BEGIN DATA LINES

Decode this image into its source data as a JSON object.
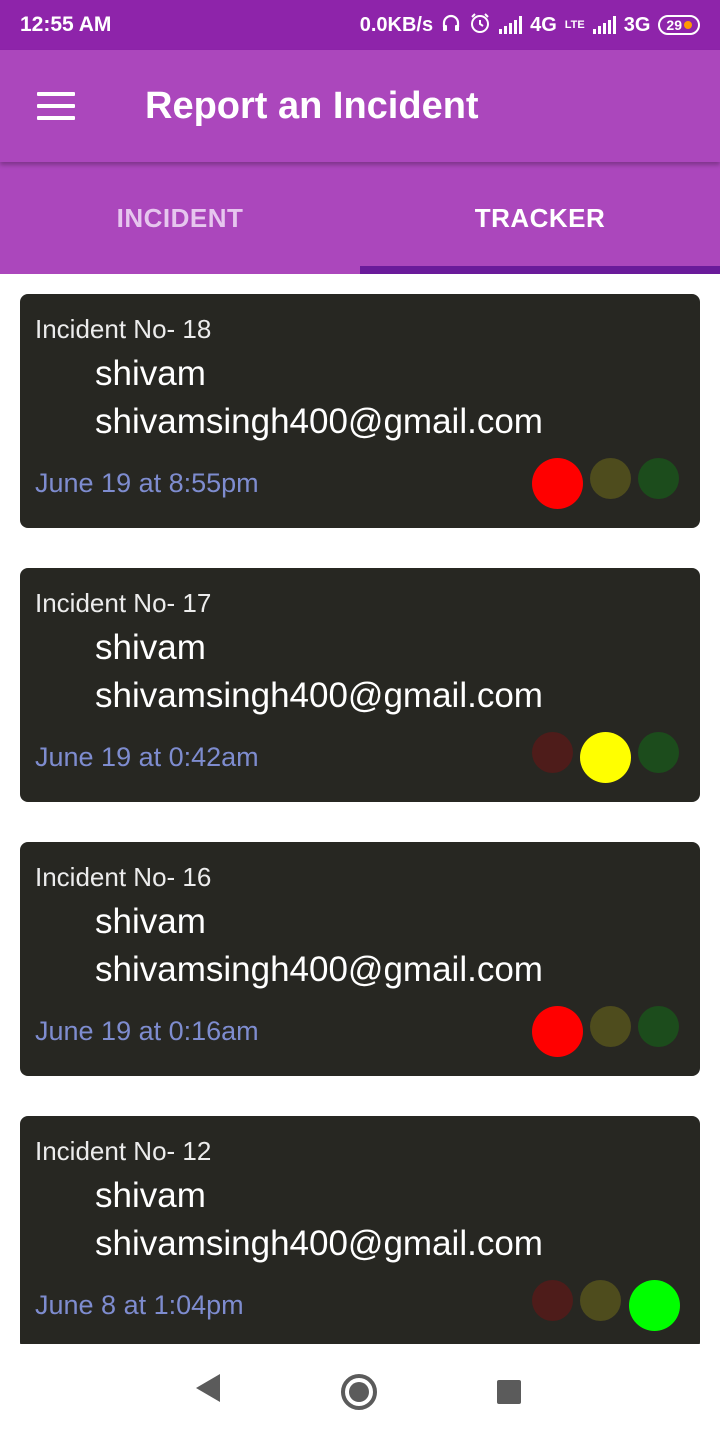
{
  "status_bar": {
    "time": "12:55 AM",
    "net_speed": "0.0KB/s",
    "network_1": "4G",
    "network_1_sub": "LTE",
    "network_2": "3G",
    "battery": "29"
  },
  "app_bar": {
    "menu_icon": "hamburger-icon",
    "title": "Report an Incident"
  },
  "tabs": [
    {
      "label": "INCIDENT",
      "active": false
    },
    {
      "label": "TRACKER",
      "active": true
    }
  ],
  "incidents": [
    {
      "number": "Incident No- 18",
      "name": "shivam",
      "email": "shivamsingh400@gmail.com",
      "date": "June 19 at 8:55pm",
      "status": "red",
      "lights": {
        "red": "#ff0000",
        "yellow": "#4e4c1d",
        "green": "#1c4c1c"
      }
    },
    {
      "number": "Incident No- 17",
      "name": "shivam",
      "email": "shivamsingh400@gmail.com",
      "date": "June 19 at 0:42am",
      "status": "yellow",
      "lights": {
        "red": "#4e1c1a",
        "yellow": "#ffff00",
        "green": "#1c4c1c"
      }
    },
    {
      "number": "Incident No- 16",
      "name": "shivam",
      "email": "shivamsingh400@gmail.com",
      "date": "June 19 at 0:16am",
      "status": "red",
      "lights": {
        "red": "#ff0000",
        "yellow": "#4e4c1d",
        "green": "#1c4c1c"
      }
    },
    {
      "number": "Incident No- 12",
      "name": "shivam",
      "email": "shivamsingh400@gmail.com",
      "date": "June 8 at 1:04pm",
      "status": "green",
      "lights": {
        "red": "#4e1c1a",
        "yellow": "#4e4c1d",
        "green": "#00ff00"
      }
    }
  ],
  "colors": {
    "status_bar": "#8e24aa",
    "app_bar": "#ab47bc",
    "tab_indicator": "#6a1b9a",
    "card_bg": "#272722",
    "date_text": "#7e8ccf"
  },
  "nav_bar": {
    "back_icon": "back-triangle-icon",
    "home_icon": "home-circle-icon",
    "recents_icon": "recents-square-icon"
  }
}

END DATA LINES

§ **WORK REQUIRED**:
Search the material above for "number". Pull out each line where it shows up.

§ **COMPLETE ANSWER**:
      "number": "Incident No- 18",
      "number": "Incident No- 17",
      "number": "Incident No- 16",
      "number": "Incident No- 12",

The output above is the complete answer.